-- start of Task input --

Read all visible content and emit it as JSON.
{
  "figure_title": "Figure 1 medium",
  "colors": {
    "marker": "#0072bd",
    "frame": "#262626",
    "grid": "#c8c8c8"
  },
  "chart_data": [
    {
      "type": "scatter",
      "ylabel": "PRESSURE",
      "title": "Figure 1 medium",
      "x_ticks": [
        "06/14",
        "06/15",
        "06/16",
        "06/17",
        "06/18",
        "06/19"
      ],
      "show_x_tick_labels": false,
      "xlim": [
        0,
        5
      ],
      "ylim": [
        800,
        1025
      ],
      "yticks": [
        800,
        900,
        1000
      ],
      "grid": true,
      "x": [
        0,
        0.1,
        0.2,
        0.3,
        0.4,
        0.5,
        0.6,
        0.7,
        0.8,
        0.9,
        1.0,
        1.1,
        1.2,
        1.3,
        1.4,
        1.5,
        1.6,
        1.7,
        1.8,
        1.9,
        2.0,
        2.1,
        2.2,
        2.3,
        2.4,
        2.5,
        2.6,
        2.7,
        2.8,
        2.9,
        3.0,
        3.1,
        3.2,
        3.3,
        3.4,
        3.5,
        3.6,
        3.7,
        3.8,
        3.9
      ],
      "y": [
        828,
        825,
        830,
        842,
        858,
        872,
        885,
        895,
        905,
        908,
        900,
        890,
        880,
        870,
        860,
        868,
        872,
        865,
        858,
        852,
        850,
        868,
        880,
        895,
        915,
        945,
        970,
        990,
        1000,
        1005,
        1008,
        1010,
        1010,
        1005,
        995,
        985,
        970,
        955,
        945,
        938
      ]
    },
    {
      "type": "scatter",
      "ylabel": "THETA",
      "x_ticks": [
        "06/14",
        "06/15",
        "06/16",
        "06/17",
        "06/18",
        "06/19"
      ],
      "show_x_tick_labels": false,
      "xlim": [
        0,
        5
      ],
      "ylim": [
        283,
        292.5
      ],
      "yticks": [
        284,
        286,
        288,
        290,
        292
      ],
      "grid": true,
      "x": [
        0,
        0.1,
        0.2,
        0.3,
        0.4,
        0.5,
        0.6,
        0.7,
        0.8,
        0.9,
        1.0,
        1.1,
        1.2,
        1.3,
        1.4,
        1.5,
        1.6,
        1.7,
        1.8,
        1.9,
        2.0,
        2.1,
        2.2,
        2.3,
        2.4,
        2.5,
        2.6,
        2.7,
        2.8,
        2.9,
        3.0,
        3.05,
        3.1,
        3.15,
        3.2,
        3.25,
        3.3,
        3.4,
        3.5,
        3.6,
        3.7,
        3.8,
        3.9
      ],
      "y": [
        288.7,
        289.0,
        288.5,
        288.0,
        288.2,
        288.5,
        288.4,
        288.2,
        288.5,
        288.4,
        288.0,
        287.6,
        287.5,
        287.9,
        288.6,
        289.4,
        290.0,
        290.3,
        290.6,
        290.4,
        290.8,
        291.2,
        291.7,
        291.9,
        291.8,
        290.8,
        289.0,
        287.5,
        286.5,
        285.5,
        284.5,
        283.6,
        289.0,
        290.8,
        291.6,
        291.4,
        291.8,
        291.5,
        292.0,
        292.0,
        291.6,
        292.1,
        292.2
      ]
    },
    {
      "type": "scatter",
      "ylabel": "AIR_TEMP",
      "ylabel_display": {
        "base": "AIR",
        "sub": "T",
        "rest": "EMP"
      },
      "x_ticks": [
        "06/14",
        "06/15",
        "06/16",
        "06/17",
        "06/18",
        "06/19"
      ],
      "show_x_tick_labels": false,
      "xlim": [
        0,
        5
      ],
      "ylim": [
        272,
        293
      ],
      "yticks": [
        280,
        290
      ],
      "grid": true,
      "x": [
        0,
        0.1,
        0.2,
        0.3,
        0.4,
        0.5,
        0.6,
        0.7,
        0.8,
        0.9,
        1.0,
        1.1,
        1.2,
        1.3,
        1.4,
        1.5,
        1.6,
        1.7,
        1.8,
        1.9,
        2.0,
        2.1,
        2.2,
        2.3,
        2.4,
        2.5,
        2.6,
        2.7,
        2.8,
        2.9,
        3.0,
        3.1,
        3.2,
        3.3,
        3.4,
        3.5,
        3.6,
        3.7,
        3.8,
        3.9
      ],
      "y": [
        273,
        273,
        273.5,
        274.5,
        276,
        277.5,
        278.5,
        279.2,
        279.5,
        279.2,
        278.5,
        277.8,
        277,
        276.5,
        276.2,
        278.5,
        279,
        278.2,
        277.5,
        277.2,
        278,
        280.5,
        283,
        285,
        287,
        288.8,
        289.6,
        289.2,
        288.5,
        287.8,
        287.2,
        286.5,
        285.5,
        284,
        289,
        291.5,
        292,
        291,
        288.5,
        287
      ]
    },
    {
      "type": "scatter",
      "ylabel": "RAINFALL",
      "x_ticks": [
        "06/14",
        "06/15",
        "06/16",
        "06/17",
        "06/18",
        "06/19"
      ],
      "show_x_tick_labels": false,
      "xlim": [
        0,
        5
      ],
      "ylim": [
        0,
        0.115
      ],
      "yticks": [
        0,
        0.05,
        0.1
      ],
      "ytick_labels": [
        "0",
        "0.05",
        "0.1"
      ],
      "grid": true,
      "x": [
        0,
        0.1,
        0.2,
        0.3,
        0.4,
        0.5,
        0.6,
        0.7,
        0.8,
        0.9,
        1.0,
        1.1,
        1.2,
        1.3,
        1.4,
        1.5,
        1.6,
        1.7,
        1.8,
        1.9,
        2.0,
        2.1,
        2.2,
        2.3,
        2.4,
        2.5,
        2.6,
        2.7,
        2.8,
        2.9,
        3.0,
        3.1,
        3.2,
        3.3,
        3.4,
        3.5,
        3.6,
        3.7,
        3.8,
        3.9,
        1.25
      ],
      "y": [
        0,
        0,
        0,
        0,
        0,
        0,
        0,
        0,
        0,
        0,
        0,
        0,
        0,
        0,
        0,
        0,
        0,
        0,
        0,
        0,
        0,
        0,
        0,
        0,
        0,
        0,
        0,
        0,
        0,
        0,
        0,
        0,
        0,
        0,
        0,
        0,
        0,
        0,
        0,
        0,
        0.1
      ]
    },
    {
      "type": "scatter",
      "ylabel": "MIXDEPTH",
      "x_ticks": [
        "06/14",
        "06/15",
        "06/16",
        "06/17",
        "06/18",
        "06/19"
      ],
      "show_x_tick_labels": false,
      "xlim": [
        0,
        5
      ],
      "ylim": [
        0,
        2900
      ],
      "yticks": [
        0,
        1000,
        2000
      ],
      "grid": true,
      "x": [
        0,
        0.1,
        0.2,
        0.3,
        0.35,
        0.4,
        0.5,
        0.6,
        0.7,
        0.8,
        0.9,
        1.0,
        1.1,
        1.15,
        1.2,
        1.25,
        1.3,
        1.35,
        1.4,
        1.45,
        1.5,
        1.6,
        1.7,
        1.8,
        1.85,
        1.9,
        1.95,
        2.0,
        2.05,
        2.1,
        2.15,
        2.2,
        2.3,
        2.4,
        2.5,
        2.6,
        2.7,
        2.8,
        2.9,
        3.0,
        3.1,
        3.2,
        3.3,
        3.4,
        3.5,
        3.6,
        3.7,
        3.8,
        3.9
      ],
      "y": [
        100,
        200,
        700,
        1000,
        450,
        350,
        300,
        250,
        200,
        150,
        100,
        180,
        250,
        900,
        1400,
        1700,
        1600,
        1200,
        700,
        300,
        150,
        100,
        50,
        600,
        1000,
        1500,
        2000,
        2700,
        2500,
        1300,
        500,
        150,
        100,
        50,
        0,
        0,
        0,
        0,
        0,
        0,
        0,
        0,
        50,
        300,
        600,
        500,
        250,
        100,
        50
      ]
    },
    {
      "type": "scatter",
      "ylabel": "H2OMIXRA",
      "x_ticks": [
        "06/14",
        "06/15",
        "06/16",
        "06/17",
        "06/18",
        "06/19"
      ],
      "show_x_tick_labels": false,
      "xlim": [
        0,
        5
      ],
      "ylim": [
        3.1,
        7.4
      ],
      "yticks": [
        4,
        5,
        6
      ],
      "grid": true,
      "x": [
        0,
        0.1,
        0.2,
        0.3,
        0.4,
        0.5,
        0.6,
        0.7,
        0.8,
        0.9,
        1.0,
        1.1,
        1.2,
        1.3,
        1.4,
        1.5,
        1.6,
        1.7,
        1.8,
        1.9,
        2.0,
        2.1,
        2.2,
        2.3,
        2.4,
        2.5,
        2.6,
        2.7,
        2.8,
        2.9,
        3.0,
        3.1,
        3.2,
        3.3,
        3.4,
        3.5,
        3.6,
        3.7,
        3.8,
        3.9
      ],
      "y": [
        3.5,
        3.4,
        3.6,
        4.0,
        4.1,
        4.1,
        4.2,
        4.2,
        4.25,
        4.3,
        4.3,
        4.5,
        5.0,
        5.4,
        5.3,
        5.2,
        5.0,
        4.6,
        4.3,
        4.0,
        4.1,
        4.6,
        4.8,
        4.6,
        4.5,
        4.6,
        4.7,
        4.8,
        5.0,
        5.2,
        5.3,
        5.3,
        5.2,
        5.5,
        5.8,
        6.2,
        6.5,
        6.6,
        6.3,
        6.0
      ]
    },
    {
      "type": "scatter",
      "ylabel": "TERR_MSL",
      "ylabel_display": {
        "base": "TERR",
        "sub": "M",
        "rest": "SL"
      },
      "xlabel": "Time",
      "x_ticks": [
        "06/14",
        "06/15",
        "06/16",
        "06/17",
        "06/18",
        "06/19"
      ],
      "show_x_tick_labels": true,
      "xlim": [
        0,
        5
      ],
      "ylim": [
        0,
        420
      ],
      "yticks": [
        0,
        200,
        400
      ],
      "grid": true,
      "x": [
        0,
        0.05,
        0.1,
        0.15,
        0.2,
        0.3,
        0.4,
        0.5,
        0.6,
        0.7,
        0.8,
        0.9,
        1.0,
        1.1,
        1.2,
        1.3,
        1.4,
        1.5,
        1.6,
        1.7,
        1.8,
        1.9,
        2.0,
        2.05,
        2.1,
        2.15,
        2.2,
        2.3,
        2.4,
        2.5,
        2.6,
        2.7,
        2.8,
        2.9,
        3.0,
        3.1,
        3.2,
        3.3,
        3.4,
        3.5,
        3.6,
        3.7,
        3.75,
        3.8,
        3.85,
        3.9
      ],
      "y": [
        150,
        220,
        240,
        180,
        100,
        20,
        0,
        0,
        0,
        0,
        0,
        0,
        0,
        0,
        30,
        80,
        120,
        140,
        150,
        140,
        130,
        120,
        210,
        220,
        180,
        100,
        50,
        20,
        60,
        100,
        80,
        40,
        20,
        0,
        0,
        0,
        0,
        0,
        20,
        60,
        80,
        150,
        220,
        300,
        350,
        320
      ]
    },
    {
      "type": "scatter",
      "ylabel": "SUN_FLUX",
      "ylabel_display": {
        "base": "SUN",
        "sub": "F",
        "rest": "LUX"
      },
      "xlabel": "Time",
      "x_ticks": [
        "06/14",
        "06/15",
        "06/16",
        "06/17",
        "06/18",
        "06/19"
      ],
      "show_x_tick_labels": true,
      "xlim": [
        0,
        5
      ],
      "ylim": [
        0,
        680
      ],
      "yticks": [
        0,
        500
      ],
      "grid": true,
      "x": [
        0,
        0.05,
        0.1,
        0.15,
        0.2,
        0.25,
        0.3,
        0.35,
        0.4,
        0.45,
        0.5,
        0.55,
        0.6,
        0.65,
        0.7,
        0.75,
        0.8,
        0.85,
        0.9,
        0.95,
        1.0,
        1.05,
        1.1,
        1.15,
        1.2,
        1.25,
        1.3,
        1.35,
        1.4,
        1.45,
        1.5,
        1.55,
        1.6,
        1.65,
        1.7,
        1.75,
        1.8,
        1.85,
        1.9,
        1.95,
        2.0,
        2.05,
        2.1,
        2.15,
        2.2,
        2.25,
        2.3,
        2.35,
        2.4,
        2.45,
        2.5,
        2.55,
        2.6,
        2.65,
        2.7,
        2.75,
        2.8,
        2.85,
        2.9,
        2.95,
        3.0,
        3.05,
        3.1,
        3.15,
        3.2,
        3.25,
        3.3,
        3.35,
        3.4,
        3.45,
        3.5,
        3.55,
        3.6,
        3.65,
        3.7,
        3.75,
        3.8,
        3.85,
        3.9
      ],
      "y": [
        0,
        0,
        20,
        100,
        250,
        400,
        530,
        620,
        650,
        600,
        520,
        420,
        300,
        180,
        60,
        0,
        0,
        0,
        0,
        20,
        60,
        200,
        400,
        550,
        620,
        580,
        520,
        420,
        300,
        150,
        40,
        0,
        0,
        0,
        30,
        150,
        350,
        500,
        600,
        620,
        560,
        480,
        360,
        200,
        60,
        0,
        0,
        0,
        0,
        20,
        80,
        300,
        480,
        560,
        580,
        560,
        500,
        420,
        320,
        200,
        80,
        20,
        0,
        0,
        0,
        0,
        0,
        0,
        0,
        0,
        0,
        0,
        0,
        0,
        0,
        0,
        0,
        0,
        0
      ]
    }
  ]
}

-- end of Task input --

> _The exercise_:
Reply with one number only: the count of lines in the entries that contain "Figure".

> _In response_:
2